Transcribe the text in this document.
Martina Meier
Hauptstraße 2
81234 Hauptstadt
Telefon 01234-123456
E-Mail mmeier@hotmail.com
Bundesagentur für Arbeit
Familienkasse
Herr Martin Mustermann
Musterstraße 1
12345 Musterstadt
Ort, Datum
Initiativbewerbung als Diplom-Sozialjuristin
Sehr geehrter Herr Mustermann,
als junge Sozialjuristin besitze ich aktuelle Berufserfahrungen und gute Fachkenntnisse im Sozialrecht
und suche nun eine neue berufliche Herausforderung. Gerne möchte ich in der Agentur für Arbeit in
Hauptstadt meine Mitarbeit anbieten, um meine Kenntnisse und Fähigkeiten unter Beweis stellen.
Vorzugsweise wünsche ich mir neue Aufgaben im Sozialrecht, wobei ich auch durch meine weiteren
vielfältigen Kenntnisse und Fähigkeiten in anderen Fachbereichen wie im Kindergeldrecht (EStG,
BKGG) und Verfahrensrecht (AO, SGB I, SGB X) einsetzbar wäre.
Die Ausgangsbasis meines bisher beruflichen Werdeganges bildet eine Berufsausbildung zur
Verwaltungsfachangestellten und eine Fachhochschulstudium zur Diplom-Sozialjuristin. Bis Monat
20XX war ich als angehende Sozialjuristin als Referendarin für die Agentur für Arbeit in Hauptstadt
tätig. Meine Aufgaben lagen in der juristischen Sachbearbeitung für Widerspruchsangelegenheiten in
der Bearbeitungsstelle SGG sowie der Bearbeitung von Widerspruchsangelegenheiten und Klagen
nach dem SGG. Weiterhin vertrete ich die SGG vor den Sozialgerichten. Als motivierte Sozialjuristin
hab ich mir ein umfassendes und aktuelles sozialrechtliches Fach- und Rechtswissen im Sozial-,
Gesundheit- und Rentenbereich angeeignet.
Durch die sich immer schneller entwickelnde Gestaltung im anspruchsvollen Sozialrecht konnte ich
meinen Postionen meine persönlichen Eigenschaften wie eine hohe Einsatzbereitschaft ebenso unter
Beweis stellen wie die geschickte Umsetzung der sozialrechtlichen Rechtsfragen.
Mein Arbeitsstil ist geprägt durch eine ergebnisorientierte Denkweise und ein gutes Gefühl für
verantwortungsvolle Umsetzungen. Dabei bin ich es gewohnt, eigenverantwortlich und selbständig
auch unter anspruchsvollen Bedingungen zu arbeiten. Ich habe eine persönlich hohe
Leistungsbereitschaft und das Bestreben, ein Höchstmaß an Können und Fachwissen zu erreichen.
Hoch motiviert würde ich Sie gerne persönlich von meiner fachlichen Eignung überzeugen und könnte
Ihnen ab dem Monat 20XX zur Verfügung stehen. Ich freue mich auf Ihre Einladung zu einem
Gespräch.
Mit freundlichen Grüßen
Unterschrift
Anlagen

--

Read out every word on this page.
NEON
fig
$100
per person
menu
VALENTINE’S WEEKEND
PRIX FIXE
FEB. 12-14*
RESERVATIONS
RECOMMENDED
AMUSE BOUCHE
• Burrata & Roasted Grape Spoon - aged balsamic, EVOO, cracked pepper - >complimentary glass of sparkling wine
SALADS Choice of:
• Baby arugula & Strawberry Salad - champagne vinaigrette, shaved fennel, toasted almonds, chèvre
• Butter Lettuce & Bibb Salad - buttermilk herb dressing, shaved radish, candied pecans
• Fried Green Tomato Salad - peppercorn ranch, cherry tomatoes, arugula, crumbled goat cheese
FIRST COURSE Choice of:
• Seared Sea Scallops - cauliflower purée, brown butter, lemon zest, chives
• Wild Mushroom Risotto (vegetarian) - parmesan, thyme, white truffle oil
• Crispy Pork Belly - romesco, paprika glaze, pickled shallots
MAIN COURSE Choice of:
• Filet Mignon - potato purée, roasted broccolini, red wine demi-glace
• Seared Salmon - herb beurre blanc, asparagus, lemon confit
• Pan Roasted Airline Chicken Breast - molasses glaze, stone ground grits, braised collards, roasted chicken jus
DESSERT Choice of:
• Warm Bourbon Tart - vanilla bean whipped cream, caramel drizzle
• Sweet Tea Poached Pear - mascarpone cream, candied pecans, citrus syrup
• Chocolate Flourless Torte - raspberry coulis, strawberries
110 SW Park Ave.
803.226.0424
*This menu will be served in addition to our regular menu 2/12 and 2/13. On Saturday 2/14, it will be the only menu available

* * *

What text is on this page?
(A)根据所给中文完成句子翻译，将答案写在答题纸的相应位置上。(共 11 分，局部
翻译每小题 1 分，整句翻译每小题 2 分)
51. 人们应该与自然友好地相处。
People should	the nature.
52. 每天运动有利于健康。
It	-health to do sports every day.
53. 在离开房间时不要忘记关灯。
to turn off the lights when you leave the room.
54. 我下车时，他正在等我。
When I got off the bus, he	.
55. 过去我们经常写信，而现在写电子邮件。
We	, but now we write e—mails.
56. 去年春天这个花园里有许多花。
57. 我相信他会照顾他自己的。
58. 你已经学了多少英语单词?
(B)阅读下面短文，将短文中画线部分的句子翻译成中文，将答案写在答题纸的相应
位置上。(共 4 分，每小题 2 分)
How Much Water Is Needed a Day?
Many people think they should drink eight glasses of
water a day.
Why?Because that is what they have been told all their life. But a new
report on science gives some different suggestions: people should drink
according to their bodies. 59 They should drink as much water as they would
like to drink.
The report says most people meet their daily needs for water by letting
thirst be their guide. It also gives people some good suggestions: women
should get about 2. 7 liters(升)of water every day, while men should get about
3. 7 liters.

GIVEN EXERCISE
Copy every line of the listing containing the string "Aufgaben".

ANSWER TO THIS EXERCISE
Vorzugsweise wünsche ich mir neue Aufgaben im Sozialrecht, wobei ich auch durch meine weiteren
tätig. Meine Aufgaben lagen in der juristischen Sachbearbeitung für Widerspruchsangelegenheiten in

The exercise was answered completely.